WRITTEN REQUEST -
Please rewrite the part of the listing that opens with the line containing "cpu-time-value: 0: [878, 638, 883, 640]" and closes with the line containing "bar-track: [759, 313, 815, 317]", swapping "column-header" for "table-heading" and leaving everything else untouched.

INPUT MATERIAL -
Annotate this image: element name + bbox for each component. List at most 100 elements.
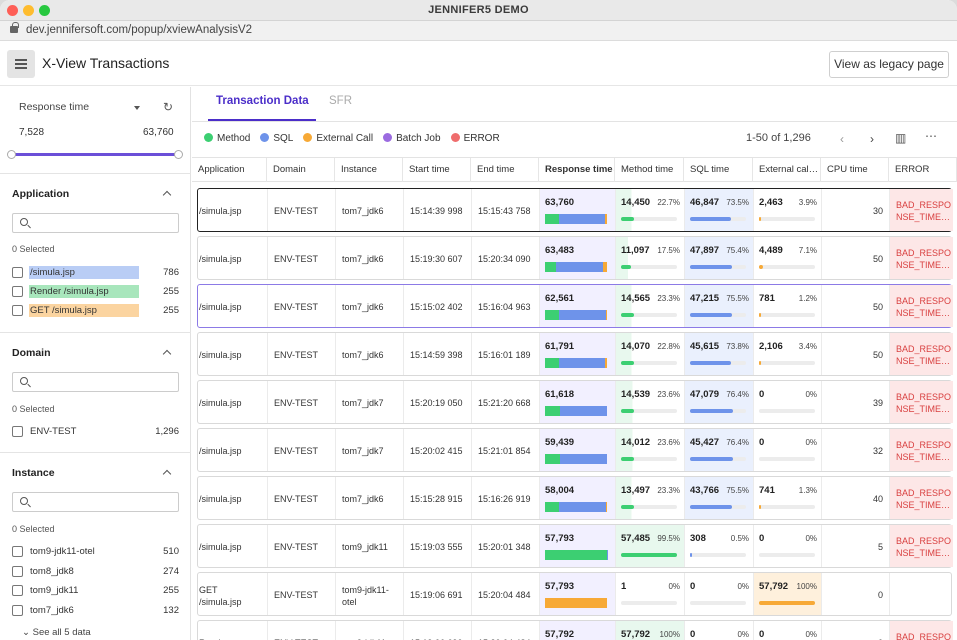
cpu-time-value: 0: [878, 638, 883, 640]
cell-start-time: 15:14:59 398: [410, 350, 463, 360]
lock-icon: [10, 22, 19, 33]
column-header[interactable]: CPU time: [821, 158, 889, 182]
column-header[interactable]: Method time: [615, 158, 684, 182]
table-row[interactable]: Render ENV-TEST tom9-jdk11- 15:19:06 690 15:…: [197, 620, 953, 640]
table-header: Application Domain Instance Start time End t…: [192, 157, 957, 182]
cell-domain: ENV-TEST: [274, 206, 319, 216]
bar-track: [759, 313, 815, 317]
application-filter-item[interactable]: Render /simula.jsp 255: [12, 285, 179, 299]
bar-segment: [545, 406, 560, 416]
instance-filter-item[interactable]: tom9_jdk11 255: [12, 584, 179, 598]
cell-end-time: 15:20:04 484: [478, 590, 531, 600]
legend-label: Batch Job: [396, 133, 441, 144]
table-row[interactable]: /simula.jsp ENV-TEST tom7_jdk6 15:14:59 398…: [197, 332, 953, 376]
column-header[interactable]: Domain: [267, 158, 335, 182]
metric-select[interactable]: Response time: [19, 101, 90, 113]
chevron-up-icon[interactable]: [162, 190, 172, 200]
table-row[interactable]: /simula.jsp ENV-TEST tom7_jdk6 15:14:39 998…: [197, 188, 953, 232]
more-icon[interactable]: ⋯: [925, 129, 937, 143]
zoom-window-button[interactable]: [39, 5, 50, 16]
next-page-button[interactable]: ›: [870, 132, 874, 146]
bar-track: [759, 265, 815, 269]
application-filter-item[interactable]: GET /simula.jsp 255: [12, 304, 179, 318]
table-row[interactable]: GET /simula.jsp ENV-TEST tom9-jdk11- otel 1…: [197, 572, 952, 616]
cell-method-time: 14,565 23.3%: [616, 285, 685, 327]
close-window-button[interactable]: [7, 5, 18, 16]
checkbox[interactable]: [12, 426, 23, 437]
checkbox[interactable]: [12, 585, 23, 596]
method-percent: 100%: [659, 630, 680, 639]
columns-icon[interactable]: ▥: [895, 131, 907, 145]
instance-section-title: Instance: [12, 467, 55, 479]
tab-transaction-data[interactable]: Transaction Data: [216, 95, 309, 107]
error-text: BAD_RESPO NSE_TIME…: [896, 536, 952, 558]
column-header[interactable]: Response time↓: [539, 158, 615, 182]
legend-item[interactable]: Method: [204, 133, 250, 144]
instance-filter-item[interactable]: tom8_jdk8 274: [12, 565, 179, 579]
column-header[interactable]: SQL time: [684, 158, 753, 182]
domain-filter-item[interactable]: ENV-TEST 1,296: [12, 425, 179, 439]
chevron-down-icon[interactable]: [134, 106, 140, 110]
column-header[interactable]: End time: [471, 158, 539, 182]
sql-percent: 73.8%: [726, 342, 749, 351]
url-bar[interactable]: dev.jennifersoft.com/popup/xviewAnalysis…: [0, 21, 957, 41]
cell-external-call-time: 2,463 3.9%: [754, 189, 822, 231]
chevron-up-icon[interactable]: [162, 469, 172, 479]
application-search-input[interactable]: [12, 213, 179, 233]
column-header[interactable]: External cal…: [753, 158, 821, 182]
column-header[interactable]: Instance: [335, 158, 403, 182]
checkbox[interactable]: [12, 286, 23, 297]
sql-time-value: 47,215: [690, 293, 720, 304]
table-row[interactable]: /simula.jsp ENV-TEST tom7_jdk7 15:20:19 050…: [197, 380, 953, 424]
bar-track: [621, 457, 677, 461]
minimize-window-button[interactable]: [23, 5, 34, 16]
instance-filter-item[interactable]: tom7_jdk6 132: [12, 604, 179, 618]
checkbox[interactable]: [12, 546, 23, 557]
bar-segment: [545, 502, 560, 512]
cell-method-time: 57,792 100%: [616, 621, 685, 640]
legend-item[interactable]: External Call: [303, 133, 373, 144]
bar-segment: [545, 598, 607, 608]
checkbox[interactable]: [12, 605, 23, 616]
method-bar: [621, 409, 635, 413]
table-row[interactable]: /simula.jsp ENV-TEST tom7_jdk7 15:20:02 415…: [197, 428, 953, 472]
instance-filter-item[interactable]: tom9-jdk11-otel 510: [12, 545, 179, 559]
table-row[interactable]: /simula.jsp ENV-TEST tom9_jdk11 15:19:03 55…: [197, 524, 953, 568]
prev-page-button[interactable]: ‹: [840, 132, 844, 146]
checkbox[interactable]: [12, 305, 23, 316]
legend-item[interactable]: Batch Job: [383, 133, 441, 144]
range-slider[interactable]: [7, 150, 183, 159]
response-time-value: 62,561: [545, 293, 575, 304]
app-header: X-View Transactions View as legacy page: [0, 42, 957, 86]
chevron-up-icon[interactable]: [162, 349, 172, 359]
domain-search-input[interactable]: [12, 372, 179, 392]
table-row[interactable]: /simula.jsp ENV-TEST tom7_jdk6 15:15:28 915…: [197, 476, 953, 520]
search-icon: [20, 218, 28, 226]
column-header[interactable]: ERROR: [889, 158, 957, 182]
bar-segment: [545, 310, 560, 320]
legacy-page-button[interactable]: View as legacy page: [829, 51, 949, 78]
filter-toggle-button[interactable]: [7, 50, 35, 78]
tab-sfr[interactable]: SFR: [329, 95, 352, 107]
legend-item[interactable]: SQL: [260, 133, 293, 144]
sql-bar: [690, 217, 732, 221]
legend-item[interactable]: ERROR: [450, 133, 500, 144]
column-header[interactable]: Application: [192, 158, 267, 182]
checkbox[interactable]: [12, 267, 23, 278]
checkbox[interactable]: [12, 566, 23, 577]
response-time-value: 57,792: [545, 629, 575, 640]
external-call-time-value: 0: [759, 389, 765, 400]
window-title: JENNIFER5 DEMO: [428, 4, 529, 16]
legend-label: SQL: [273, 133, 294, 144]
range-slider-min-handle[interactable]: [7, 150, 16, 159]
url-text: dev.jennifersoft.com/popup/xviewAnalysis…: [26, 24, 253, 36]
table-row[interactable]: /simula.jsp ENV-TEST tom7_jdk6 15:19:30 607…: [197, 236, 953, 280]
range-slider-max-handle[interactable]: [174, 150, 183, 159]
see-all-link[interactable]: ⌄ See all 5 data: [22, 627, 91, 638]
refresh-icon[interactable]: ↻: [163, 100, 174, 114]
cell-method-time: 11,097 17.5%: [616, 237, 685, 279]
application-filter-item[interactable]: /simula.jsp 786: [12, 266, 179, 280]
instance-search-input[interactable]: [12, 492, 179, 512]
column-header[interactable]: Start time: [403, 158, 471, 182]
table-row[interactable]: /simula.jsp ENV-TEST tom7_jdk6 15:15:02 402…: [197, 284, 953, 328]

ANSWER TO THE TASK -
cpu-time-value: 0: [878, 638, 883, 640]
cell-start-time: 15:14:59 398: [410, 350, 463, 360]
lock-icon: [10, 22, 19, 33]
table-heading[interactable]: CPU time: [821, 158, 889, 182]
table-heading[interactable]: Method time: [615, 158, 684, 182]
table-row[interactable]: Render ENV-TEST tom9-jdk11- 15:19:06 690 15:…: [197, 620, 953, 640]
table-header: Application Domain Instance Start time End t…: [192, 157, 957, 182]
cell-domain: ENV-TEST: [274, 206, 319, 216]
bar-track: [759, 313, 815, 317]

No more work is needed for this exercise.